■ AIM ■
Pictures don't belong in the copy. Set down the lines from the one containing "Extract all readable text from this page." through the last line, exactly as they are.

......

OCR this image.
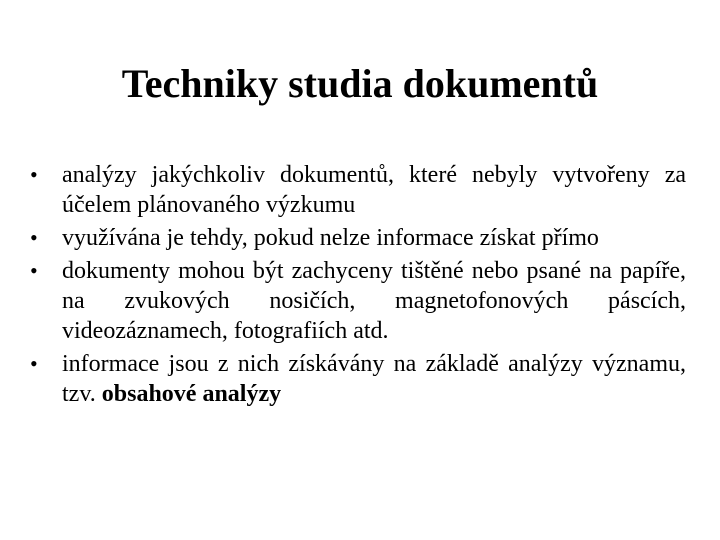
Techniky studia dokumentů
•	analýzy jakýchkoliv dokumentů, které nebyly vytvořeny za účelem plánovaného výzkumu
•	využívána je tehdy, pokud nelze informace získat přímo
•	dokumenty mohou být zachyceny tištěné nebo psané na papíře, na zvukových nosičích, magnetofonových páscích, videozáznamech, fotografiích atd.
•	informace jsou z nich získávány na základě analýzy významu, tzv. obsahové analýzy
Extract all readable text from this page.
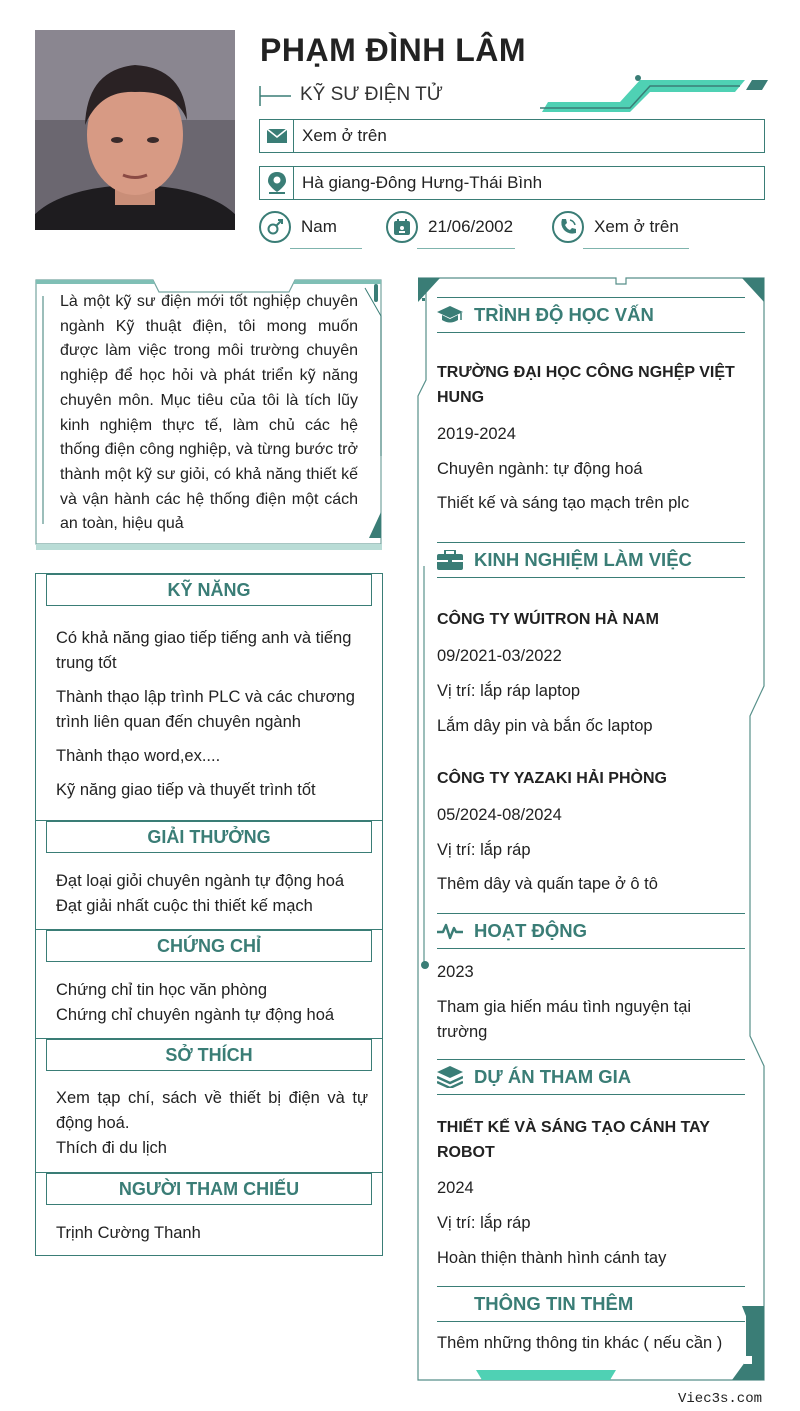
PHẠM ĐÌNH LÂM
KỸ SƯ ĐIỆN TỬ
Xem ở trên
Hà giang-Đông Hưng-Thái Bình
Nam	21/06/2002	Xem ở trên
Là một kỹ sư điện mới tốt nghiệp chuyên ngành Kỹ thuật điện, tôi mong muốn được làm việc trong môi trường chuyên nghiệp để học hỏi và phát triển kỹ năng chuyên môn. Mục tiêu của tôi là tích lũy kinh nghiệm thực tế, làm chủ các hệ thống điện công nghiệp, và từng bước trở thành một kỹ sư giỏi, có khả năng thiết kế và vận hành các hệ thống điện một cách an toàn, hiệu quả
KỸ NĂNG
Có khả năng giao tiếp tiếng anh và tiếng trung tốt
Thành thạo lập trình PLC và các chương trình liên quan đến chuyên ngành
Thành thạo word,ex....
Kỹ năng giao tiếp và thuyết trình tốt
GIẢI THƯỞNG
Đạt loại giỏi chuyên ngành tự động hoá
Đạt giải nhất cuộc thi thiết kế mạch
CHỨNG CHỈ
Chứng chỉ tin học văn phòng
Chứng chỉ chuyên ngành tự động hoá
SỞ THÍCH
Xem tạp chí, sách về thiết bị điện và tự động hoá.
Thích đi du lịch
NGƯỜI THAM CHIẾU
Trịnh Cường Thanh
TRÌNH ĐỘ HỌC VẤN
TRƯỜNG ĐẠI HỌC CÔNG NGHỆP VIỆT HUNG
2019-2024
Chuyên ngành: tự động hoá
Thiết kế và sáng tạo mạch trên plc
KINH NGHIỆM LÀM VIỆC
CÔNG TY WÚITRON HÀ NAM
09/2021-03/2022
Vị trí: lắp ráp laptop
Lắm dây pin và bắn ốc laptop
CÔNG TY YAZAKI HẢI PHÒNG
05/2024-08/2024
Vị trí: lắp ráp
Thêm dây và quấn tape ở ô tô
HOẠT ĐỘNG
2023
Tham gia hiến máu tình nguyện tại trường
DỰ ÁN THAM GIA
THIẾT KẾ VÀ SÁNG TẠO CÁNH TAY ROBOT
2024
Vị trí: lắp ráp
Hoàn thiện thành hình cánh tay
THÔNG TIN THÊM
Thêm những thông tin khác ( nếu cần )
Viec3s.com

......

■ SOLUTION TO THE PROBLEM ■
Extract all readable text from this page.
PHẠM ĐÌNH LÂM
KỸ SƯ ĐIỆN TỬ
Xem ở trên
Hà giang-Đông Hưng-Thái Bình
Nam	21/06/2002	Xem ở trên
Là một kỹ sư điện mới tốt nghiệp chuyên ngành Kỹ thuật điện, tôi mong muốn được làm việc trong môi trường chuyên nghiệp để học hỏi và phát triển kỹ năng chuyên môn. Mục tiêu của tôi là tích lũy kinh nghiệm thực tế, làm chủ các hệ thống điện công nghiệp, và từng bước trở thành một kỹ sư giỏi, có khả năng thiết kế và vận hành các hệ thống điện một cách an toàn, hiệu quả
KỸ NĂNG
Có khả năng giao tiếp tiếng anh và tiếng trung tốt
Thành thạo lập trình PLC và các chương trình liên quan đến chuyên ngành
Thành thạo word,ex....
Kỹ năng giao tiếp và thuyết trình tốt
GIẢI THƯỞNG
Đạt loại giỏi chuyên ngành tự động hoá
Đạt giải nhất cuộc thi thiết kế mạch
CHỨNG CHỈ
Chứng chỉ tin học văn phòng
Chứng chỉ chuyên ngành tự động hoá
SỞ THÍCH
Xem tạp chí, sách về thiết bị điện và tự động hoá.
Thích đi du lịch
NGƯỜI THAM CHIẾU
Trịnh Cường Thanh
TRÌNH ĐỘ HỌC VẤN
TRƯỜNG ĐẠI HỌC CÔNG NGHỆP VIỆT HUNG
2019-2024
Chuyên ngành: tự động hoá
Thiết kế và sáng tạo mạch trên plc
KINH NGHIỆM LÀM VIỆC
CÔNG TY WÚITRON HÀ NAM
09/2021-03/2022
Vị trí: lắp ráp laptop
Lắm dây pin và bắn ốc laptop
CÔNG TY YAZAKI HẢI PHÒNG
05/2024-08/2024
Vị trí: lắp ráp
Thêm dây và quấn tape ở ô tô
HOẠT ĐỘNG
2023
Tham gia hiến máu tình nguyện tại trường
DỰ ÁN THAM GIA
THIẾT KẾ VÀ SÁNG TẠO CÁNH TAY ROBOT
2024
Vị trí: lắp ráp
Hoàn thiện thành hình cánh tay
THÔNG TIN THÊM
Thêm những thông tin khác ( nếu cần )
Viec3s.com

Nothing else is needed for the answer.